Dataset records
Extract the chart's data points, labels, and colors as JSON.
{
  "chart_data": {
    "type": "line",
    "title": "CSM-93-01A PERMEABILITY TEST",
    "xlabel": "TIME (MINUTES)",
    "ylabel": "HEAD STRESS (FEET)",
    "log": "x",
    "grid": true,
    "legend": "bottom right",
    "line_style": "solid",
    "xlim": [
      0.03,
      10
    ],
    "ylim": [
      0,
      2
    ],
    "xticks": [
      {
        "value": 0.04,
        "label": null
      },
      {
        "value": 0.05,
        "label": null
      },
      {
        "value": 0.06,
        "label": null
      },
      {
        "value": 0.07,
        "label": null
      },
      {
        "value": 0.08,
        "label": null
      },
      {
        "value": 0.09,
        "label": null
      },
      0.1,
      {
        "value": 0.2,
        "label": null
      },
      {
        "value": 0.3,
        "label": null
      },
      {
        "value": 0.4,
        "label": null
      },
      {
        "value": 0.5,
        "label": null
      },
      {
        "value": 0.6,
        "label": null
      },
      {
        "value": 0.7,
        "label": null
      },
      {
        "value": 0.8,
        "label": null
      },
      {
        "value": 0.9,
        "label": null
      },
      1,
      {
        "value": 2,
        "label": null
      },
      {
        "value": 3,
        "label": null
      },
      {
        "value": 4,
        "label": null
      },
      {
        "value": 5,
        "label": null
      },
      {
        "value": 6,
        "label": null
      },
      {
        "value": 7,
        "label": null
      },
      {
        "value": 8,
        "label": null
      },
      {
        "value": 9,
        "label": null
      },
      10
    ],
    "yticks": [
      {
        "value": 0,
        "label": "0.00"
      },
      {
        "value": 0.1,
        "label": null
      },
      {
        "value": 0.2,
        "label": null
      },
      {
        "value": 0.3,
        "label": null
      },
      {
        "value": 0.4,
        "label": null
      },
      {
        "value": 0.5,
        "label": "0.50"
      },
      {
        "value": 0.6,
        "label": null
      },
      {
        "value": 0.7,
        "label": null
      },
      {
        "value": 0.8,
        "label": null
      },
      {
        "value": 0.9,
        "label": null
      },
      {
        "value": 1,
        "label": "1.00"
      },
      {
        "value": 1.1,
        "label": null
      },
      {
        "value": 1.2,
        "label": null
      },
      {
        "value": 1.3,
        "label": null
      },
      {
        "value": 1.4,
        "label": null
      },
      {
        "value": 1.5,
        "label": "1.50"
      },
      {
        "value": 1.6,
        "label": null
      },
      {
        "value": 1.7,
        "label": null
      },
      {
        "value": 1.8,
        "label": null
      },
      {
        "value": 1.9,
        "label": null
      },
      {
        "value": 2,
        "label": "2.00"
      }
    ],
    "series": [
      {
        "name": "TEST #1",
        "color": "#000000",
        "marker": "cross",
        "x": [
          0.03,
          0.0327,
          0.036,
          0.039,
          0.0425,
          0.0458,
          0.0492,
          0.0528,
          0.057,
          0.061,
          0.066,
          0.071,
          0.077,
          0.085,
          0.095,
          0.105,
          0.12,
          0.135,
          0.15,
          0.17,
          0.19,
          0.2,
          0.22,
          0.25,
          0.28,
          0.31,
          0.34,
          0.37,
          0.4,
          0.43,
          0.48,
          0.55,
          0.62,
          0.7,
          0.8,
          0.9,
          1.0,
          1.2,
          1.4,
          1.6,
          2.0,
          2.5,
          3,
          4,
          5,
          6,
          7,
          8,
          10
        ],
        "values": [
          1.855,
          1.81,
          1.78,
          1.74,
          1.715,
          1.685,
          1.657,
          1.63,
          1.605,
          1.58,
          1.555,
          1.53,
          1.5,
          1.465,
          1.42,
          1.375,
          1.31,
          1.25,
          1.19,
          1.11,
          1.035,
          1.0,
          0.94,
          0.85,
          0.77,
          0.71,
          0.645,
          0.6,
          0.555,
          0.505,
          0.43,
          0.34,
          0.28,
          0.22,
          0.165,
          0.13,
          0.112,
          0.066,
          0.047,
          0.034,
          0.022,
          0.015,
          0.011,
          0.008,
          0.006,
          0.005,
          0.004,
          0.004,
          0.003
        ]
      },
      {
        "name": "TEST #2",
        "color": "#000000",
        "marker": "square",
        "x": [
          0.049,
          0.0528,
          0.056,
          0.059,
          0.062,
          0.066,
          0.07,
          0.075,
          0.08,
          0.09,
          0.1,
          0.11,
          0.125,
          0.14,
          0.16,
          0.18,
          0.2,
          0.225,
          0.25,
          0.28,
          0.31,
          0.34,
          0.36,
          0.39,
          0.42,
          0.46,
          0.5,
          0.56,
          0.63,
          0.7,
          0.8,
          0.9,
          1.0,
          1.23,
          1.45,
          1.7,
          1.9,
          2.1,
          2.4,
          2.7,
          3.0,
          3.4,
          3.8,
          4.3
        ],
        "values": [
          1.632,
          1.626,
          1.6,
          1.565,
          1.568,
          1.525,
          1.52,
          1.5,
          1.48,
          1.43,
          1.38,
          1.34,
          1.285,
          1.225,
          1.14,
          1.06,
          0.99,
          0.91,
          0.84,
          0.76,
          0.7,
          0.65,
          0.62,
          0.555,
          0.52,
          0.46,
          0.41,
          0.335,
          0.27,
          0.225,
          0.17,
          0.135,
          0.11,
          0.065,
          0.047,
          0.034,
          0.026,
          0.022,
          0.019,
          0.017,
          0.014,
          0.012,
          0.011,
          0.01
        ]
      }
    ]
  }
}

Exercise prompt
From the data, collect all lines where the string "TEST" appears.

Output for this exercise
    "title": "CSM-93-01A PERMEABILITY TEST",
        "name": "TEST #1",
        "name": "TEST #2",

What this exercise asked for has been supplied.